Task brief:
Omit all pictures. Copy the rest of the material exactly.
--- Input data ---
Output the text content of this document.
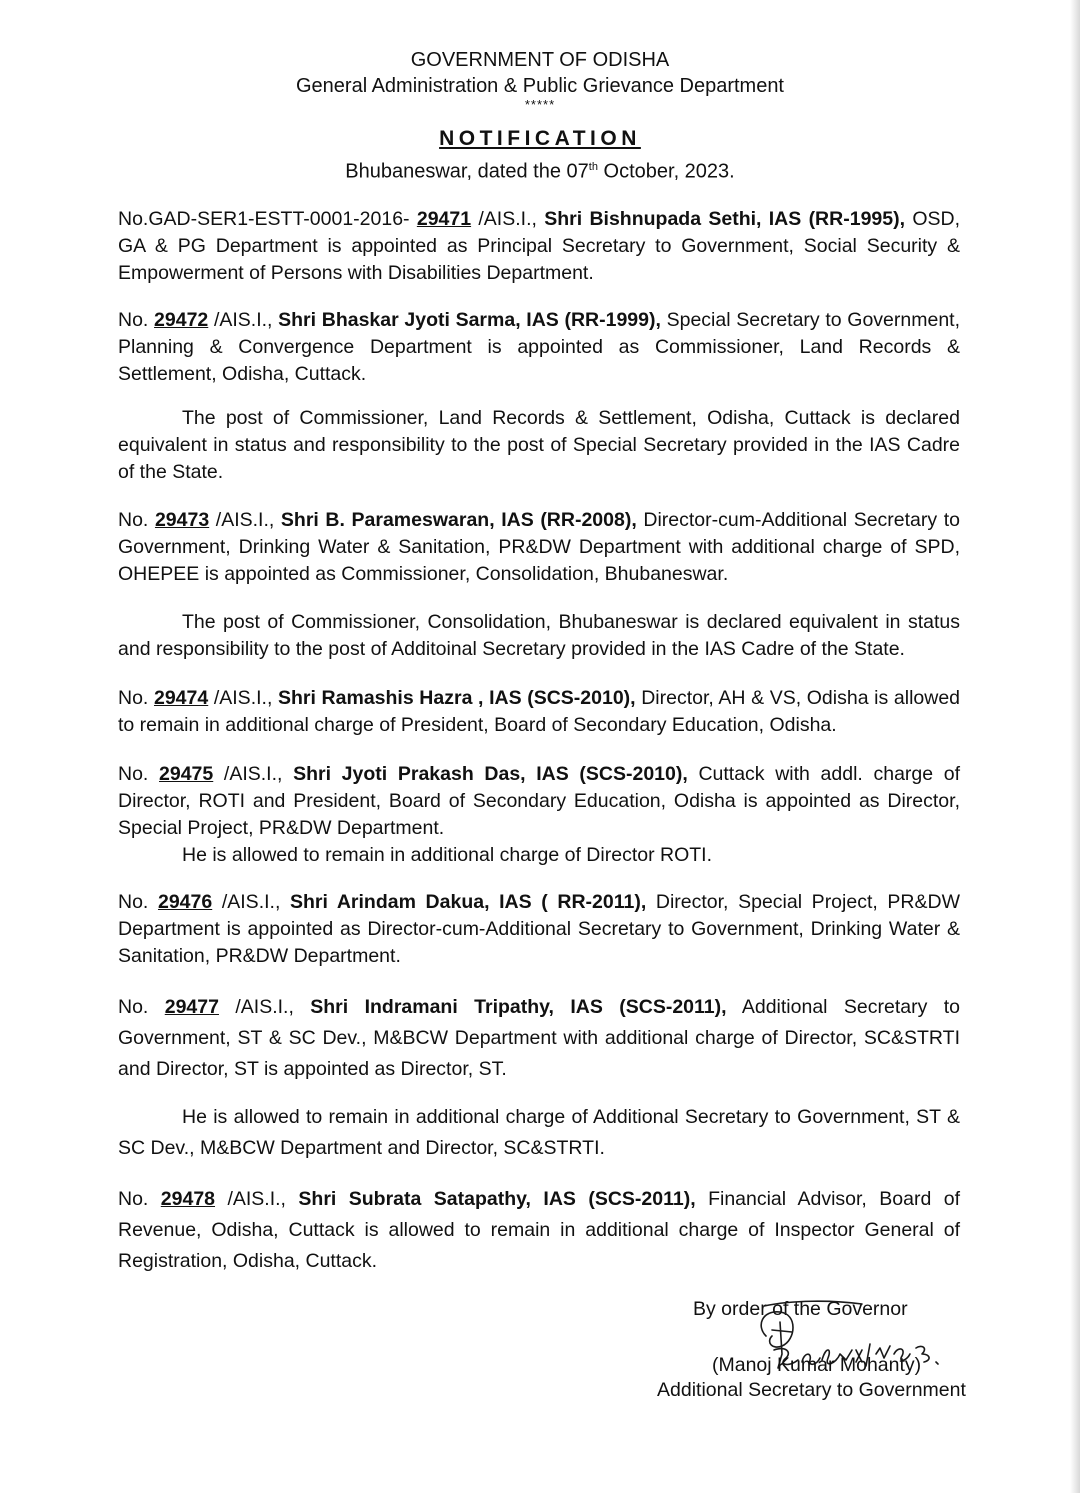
GOVERNMENT OF ODISHA
General Administration & Public Grievance Department
*****
NOTIFICATION
Bhubaneswar, dated the 07th October, 2023.
No.GAD-SER1-ESTT-0001-2016- 29471 /AIS.I., Shri Bishnupada Sethi, IAS (RR-1995), OSD, GA & PG Department is appointed as Principal Secretary to Government, Social Security & Empowerment of Persons with Disabilities Department.
No. 29472 /AIS.I., Shri Bhaskar Jyoti Sarma, IAS (RR-1999), Special Secretary to Government, Planning & Convergence Department is appointed as Commissioner, Land Records & Settlement, Odisha, Cuttack.
The post of Commissioner, Land Records & Settlement, Odisha, Cuttack is declared equivalent in status and responsibility to the post of Special Secretary provided in the IAS Cadre of the State.
No. 29473 /AIS.I., Shri B. Parameswaran, IAS (RR-2008), Director-cum-Additional Secretary to Government, Drinking Water & Sanitation, PR&DW Department with additional charge of SPD, OHEPEE is appointed as Commissioner, Consolidation, Bhubaneswar.
The post of Commissioner, Consolidation, Bhubaneswar is declared equivalent in status and responsibility to the post of Additoinal Secretary provided in the IAS Cadre of the State.
No. 29474 /AIS.I., Shri Ramashis Hazra , IAS (SCS-2010), Director, AH & VS, Odisha is allowed to remain in additional charge of President, Board of Secondary Education, Odisha.
No. 29475 /AIS.I., Shri Jyoti Prakash Das, IAS (SCS-2010), Cuttack with addl. charge of Director, ROTI and President, Board of Secondary Education, Odisha is appointed as Director, Special Project, PR&DW Department.
He is allowed to remain in additional charge of Director ROTI.
No. 29476 /AIS.I., Shri Arindam Dakua, IAS ( RR-2011), Director, Special Project, PR&DW Department is appointed as Director-cum-Additional Secretary to Government, Drinking Water & Sanitation, PR&DW Department.
No. 29477 /AIS.I., Shri Indramani Tripathy, IAS (SCS-2011), Additional Secretary to Government, ST & SC Dev., M&BCW Department with additional charge of Director, SC&STRTI and Director, ST is appointed as Director, ST.
He is allowed to remain in additional charge of Additional Secretary to Government, ST & SC Dev., M&BCW Department and Director, SC&STRTI.
No. 29478 /AIS.I., Shri Subrata Satapathy, IAS (SCS-2011), Financial Advisor, Board of Revenue, Odisha, Cuttack is allowed to remain in additional charge of Inspector General of Registration, Odisha, Cuttack.
By order of the Governor
(Manoj Kumar Mohanty)
Additional Secretary to Government
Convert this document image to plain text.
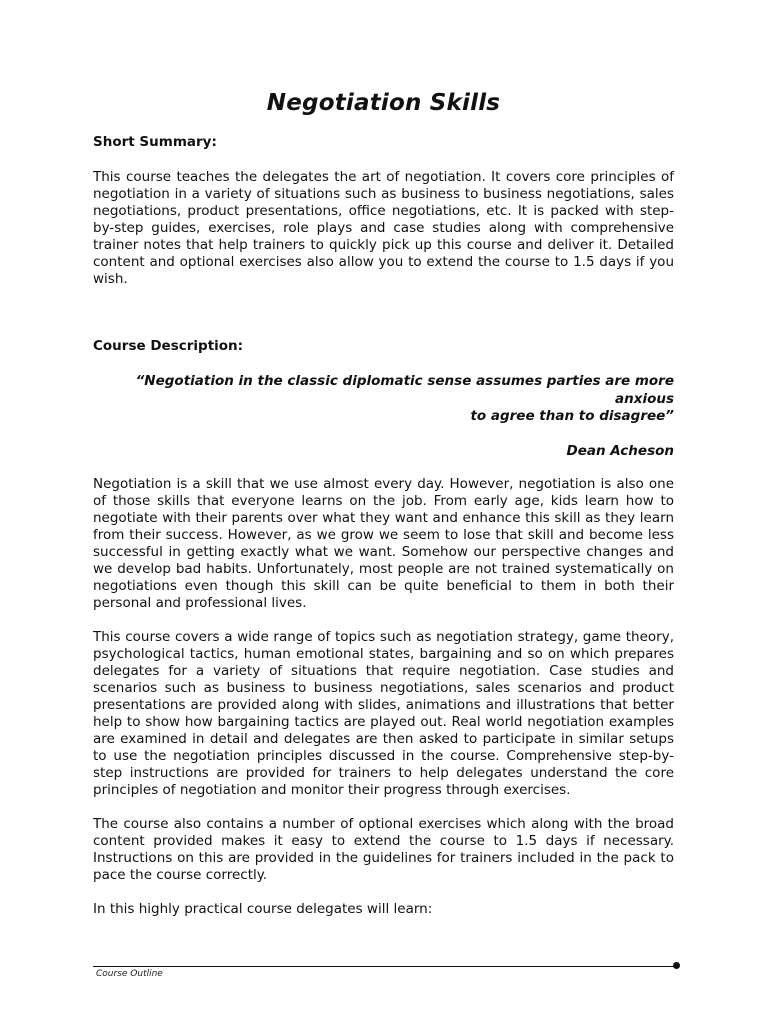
Negotiation Skills
Short Summary:

This course teaches the delegates the art of negotiation. It covers core principles of negotiation in a variety of situations such as business to business negotiations, sales negotiations, product presentations, office negotiations, etc. It is packed with step-by-step guides, exercises, role plays and case studies along with comprehensive trainer notes that help trainers to quickly pick up this course and deliver it. Detailed content and optional exercises also allow you to extend the course to 1.5 days if you wish.

Course Description:
“Negotiation in the classic diplomatic sense assumes parties are more anxious
to agree than to disagree”
Dean Acheson

Negotiation is a skill that we use almost every day. However, negotiation is also one of those skills that everyone learns on the job. From early age, kids learn how to negotiate with their parents over what they want and enhance this skill as they learn from their success. However, as we grow we seem to lose that skill and become less successful in getting exactly what we want. Somehow our perspective changes and we develop bad habits. Unfortunately, most people are not trained systematically on negotiations even though this skill can be quite beneficial to them in both their personal and professional lives.

This course covers a wide range of topics such as negotiation strategy, game theory, psychological tactics, human emotional states, bargaining and so on which prepares delegates for a variety of situations that require negotiation. Case studies and scenarios such as business to business negotiations, sales scenarios and product presentations are provided along with slides, animations and illustrations that better help to show how bargaining tactics are played out. Real world negotiation examples are examined in detail and delegates are then asked to participate in similar setups to use the negotiation principles discussed in the course. Comprehensive step-by-step instructions are provided for trainers to help delegates understand the core principles of negotiation and monitor their progress through exercises.

The course also contains a number of optional exercises which along with the broad content provided makes it easy to extend the course to 1.5 days if necessary. Instructions on this are provided in the guidelines for trainers included in the pack to pace the course correctly.

In this highly practical course delegates will learn:

Course Outline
---
Output for this task:
Output the text content of this document.
GOVERNMENT OF ODISHA
General Administration & Public Grievance Department
*****
NOTIFICATION
Bhubaneswar, dated the 07th October, 2023.
No.GAD-SER1-ESTT-0001-2016- 29471 /AIS.I., Shri Bishnupada Sethi, IAS (RR-1995), OSD, GA & PG Department is appointed as Principal Secretary to Government, Social Security & Empowerment of Persons with Disabilities Department.
No. 29472 /AIS.I., Shri Bhaskar Jyoti Sarma, IAS (RR-1999), Special Secretary to Government, Planning & Convergence Department is appointed as Commissioner, Land Records & Settlement, Odisha, Cuttack.
The post of Commissioner, Land Records & Settlement, Odisha, Cuttack is declared equivalent in status and responsibility to the post of Special Secretary provided in the IAS Cadre of the State.
No. 29473 /AIS.I., Shri B. Parameswaran, IAS (RR-2008), Director-cum-Additional Secretary to Government, Drinking Water & Sanitation, PR&DW Department with additional charge of SPD, OHEPEE is appointed as Commissioner, Consolidation, Bhubaneswar.
The post of Commissioner, Consolidation, Bhubaneswar is declared equivalent in status and responsibility to the post of Additoinal Secretary provided in the IAS Cadre of the State.
No. 29474 /AIS.I., Shri Ramashis Hazra , IAS (SCS-2010), Director, AH & VS, Odisha is allowed to remain in additional charge of President, Board of Secondary Education, Odisha.
No. 29475 /AIS.I., Shri Jyoti Prakash Das, IAS (SCS-2010), Cuttack with addl. charge of Director, ROTI and President, Board of Secondary Education, Odisha is appointed as Director, Special Project, PR&DW Department.
He is allowed to remain in additional charge of Director ROTI.
No. 29476 /AIS.I., Shri Arindam Dakua, IAS ( RR-2011), Director, Special Project, PR&DW Department is appointed as Director-cum-Additional Secretary to Government, Drinking Water & Sanitation, PR&DW Department.
No. 29477 /AIS.I., Shri Indramani Tripathy, IAS (SCS-2011), Additional Secretary to Government, ST & SC Dev., M&BCW Department with additional charge of Director, SC&STRTI and Director, ST is appointed as Director, ST.
He is allowed to remain in additional charge of Additional Secretary to Government, ST & SC Dev., M&BCW Department and Director, SC&STRTI.
No. 29478 /AIS.I., Shri Subrata Satapathy, IAS (SCS-2011), Financial Advisor, Board of Revenue, Odisha, Cuttack is allowed to remain in additional charge of Inspector General of Registration, Odisha, Cuttack.
By order of the Governor
(Manoj Kumar Mohanty)
Additional Secretary to Government
Convert this document image to plain text.
Negotiation Skills
Short Summary:

This course teaches the delegates the art of negotiation. It covers core principles of negotiation in a variety of situations such as business to business negotiations, sales negotiations, product presentations, office negotiations, etc. It is packed with step-by-step guides, exercises, role plays and case studies along with comprehensive trainer notes that help trainers to quickly pick up this course and deliver it. Detailed content and optional exercises also allow you to extend the course to 1.5 days if you wish.

Course Description:
“Negotiation in the classic diplomatic sense assumes parties are more anxious
to agree than to disagree”
Dean Acheson

Negotiation is a skill that we use almost every day. However, negotiation is also one of those skills that everyone learns on the job. From early age, kids learn how to negotiate with their parents over what they want and enhance this skill as they learn from their success. However, as we grow we seem to lose that skill and become less successful in getting exactly what we want. Somehow our perspective changes and we develop bad habits. Unfortunately, most people are not trained systematically on negotiations even though this skill can be quite beneficial to them in both their personal and professional lives.

This course covers a wide range of topics such as negotiation strategy, game theory, psychological tactics, human emotional states, bargaining and so on which prepares delegates for a variety of situations that require negotiation. Case studies and scenarios such as business to business negotiations, sales scenarios and product presentations are provided along with slides, animations and illustrations that better help to show how bargaining tactics are played out. Real world negotiation examples are examined in detail and delegates are then asked to participate in similar setups to use the negotiation principles discussed in the course. Comprehensive step-by-step instructions are provided for trainers to help delegates understand the core principles of negotiation and monitor their progress through exercises.

The course also contains a number of optional exercises which along with the broad content provided makes it easy to extend the course to 1.5 days if necessary. Instructions on this are provided in the guidelines for trainers included in the pack to pace the course correctly.

In this highly practical course delegates will learn:

Course Outline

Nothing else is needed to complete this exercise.